• **Task to carry out**: Return every line of the data below that includes the string "según".

• **Data for processing**:

....

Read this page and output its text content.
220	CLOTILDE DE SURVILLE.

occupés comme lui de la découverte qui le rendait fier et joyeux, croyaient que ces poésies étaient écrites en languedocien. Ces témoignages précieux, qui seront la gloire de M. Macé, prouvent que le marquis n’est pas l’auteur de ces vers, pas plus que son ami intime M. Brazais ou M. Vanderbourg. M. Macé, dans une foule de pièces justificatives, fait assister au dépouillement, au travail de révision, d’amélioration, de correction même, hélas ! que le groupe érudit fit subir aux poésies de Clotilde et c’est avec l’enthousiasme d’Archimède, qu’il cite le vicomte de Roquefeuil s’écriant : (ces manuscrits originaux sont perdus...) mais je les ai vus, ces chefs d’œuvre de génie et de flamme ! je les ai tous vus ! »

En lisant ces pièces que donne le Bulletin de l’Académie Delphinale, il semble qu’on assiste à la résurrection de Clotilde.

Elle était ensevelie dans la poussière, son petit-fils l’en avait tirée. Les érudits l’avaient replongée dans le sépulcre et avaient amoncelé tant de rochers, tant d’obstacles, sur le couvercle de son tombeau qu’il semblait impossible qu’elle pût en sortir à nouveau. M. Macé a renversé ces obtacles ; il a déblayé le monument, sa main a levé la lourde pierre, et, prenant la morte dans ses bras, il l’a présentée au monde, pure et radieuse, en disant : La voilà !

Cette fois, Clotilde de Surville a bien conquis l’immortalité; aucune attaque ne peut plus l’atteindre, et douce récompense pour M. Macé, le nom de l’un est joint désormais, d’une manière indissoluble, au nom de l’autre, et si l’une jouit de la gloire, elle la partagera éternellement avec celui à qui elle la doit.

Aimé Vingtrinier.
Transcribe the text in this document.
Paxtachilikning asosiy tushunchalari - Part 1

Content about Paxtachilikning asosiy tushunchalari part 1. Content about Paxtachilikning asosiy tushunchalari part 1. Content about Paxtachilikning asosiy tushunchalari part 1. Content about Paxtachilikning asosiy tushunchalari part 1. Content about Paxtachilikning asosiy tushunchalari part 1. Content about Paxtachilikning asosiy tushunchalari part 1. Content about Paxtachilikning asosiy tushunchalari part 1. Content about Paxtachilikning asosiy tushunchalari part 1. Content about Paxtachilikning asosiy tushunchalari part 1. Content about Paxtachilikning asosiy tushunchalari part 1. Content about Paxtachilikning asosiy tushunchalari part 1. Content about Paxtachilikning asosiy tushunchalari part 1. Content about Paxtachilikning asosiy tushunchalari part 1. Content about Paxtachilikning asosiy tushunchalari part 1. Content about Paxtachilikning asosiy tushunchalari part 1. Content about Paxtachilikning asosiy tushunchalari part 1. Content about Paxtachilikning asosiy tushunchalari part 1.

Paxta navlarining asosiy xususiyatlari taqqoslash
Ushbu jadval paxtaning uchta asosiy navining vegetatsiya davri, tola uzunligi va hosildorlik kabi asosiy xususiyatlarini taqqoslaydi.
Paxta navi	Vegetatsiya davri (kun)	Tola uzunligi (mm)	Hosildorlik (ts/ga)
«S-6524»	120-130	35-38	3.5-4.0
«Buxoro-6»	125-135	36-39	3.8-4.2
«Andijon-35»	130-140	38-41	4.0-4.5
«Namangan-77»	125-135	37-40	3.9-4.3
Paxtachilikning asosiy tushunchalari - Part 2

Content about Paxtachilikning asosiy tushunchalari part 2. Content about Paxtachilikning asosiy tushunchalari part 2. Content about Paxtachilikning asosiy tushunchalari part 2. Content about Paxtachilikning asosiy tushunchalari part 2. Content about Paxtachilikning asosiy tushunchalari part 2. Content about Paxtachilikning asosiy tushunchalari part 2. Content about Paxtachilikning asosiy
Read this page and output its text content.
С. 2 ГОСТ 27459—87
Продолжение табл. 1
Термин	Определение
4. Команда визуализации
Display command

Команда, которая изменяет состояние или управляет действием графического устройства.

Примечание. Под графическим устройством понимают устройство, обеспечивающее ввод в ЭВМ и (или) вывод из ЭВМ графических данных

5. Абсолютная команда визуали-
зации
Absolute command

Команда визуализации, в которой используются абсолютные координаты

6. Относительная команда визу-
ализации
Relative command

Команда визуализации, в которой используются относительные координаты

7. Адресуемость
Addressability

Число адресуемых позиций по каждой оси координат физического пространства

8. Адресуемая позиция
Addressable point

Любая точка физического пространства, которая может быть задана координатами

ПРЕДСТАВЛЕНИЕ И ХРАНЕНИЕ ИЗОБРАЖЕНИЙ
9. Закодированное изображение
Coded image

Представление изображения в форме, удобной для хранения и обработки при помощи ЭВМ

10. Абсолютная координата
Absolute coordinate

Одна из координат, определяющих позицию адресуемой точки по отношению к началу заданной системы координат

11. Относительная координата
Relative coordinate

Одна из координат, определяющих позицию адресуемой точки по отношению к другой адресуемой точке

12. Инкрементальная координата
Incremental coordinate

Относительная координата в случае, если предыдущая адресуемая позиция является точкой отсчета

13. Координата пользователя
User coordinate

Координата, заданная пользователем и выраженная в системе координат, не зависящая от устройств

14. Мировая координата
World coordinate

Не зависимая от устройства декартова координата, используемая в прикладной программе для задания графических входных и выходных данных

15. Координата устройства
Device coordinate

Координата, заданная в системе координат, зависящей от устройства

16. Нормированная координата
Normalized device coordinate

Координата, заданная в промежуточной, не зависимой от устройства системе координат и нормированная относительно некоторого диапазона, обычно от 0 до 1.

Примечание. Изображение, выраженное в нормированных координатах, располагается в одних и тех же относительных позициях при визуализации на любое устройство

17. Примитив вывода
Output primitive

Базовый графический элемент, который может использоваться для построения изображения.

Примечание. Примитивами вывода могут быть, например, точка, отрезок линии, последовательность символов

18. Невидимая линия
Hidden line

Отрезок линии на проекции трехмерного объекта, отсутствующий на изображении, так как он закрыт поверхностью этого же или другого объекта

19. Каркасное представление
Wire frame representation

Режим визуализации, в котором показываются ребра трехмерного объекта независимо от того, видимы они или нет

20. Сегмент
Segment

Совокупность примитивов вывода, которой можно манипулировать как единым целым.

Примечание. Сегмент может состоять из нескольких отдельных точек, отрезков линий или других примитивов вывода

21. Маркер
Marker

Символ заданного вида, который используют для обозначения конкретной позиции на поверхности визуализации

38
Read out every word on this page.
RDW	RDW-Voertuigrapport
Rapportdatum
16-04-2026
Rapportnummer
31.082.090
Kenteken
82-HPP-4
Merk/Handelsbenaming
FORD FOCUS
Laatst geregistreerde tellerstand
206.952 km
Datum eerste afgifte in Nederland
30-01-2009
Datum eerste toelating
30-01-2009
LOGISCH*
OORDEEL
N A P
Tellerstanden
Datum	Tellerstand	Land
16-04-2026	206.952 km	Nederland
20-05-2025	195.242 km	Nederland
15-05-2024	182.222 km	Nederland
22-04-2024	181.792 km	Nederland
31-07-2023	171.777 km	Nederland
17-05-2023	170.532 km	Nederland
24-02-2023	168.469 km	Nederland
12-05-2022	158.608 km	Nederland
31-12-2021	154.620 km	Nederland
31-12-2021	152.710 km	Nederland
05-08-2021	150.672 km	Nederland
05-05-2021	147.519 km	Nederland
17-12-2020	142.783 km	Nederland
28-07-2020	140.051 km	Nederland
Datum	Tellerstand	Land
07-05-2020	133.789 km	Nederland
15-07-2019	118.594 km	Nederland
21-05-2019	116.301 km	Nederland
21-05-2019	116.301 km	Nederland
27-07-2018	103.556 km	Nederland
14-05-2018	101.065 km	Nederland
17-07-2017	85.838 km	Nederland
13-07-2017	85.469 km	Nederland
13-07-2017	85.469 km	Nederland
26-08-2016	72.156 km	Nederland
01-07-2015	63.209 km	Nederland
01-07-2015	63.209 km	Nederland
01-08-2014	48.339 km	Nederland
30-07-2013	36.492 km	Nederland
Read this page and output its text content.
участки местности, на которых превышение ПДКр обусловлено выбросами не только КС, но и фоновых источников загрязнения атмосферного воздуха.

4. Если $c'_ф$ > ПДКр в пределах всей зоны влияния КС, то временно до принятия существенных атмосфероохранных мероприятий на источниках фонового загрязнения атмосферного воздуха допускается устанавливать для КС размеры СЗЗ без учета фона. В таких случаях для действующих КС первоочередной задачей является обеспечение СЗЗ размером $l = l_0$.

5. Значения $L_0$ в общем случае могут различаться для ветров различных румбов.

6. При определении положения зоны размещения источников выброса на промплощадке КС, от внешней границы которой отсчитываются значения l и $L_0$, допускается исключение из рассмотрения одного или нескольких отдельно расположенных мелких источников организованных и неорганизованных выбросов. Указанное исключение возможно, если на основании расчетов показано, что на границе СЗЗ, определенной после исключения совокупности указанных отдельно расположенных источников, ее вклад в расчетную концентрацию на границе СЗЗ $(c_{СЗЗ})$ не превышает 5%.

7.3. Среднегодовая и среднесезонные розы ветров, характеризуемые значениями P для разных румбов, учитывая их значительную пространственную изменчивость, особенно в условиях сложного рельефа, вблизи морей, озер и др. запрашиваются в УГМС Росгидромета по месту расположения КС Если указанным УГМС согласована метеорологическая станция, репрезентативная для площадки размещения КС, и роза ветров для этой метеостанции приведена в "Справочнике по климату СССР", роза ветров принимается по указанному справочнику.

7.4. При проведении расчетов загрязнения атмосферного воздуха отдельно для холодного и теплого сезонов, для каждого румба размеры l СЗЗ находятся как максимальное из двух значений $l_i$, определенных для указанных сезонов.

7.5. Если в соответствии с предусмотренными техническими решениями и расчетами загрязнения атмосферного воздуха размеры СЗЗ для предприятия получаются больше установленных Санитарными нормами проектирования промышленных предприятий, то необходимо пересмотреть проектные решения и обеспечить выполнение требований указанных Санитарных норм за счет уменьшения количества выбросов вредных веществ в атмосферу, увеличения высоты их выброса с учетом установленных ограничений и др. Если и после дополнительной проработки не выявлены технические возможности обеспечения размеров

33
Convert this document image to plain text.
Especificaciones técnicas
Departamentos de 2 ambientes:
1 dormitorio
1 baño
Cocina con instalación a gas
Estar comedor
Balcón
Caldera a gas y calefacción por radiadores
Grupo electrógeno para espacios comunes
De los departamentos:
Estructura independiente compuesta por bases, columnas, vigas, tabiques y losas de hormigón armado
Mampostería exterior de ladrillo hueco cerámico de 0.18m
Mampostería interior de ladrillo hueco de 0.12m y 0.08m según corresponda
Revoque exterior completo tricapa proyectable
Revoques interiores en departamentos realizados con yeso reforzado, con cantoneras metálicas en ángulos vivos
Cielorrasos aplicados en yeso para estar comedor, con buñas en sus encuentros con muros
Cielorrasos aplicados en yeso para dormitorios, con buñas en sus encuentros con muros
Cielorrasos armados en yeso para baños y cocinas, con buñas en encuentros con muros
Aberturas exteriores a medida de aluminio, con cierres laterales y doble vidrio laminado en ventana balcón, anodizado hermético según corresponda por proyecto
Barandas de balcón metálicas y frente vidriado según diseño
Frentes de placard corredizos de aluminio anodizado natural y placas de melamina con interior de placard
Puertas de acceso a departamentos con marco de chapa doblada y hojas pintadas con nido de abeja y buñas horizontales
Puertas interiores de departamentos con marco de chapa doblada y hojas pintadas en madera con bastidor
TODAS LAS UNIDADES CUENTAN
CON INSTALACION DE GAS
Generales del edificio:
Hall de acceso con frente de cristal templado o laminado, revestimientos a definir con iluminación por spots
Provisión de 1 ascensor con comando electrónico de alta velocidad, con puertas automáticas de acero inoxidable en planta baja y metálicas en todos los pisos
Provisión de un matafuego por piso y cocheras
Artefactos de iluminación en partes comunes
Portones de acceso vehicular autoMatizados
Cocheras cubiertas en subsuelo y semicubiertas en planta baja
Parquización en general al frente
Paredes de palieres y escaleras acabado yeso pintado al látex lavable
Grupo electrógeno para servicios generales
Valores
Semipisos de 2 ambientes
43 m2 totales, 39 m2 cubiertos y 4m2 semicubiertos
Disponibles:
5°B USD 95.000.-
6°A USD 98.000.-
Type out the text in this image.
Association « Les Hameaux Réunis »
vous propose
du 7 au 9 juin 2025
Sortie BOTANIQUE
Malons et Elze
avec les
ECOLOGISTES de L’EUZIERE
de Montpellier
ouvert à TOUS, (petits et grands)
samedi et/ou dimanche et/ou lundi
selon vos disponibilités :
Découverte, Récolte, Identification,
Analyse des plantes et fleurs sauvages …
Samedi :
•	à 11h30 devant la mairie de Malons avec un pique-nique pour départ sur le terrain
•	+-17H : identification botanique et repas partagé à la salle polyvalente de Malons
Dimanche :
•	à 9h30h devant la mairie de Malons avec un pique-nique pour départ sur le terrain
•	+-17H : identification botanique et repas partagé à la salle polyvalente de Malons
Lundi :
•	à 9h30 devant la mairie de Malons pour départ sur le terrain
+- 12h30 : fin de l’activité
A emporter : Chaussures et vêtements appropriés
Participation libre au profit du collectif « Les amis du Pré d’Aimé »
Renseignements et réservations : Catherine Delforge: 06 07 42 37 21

....

• **Solution for this exercise**:
Mampostería interior de ladrillo hueco de 0.12m y 0.08m según corresponda
Aberturas exteriores a medida de aluminio, con cierres laterales y doble vidrio laminado en ventana balcón, anodizado hermético según corresponda por proyecto
Barandas de balcón metálicas y frente vidriado según diseño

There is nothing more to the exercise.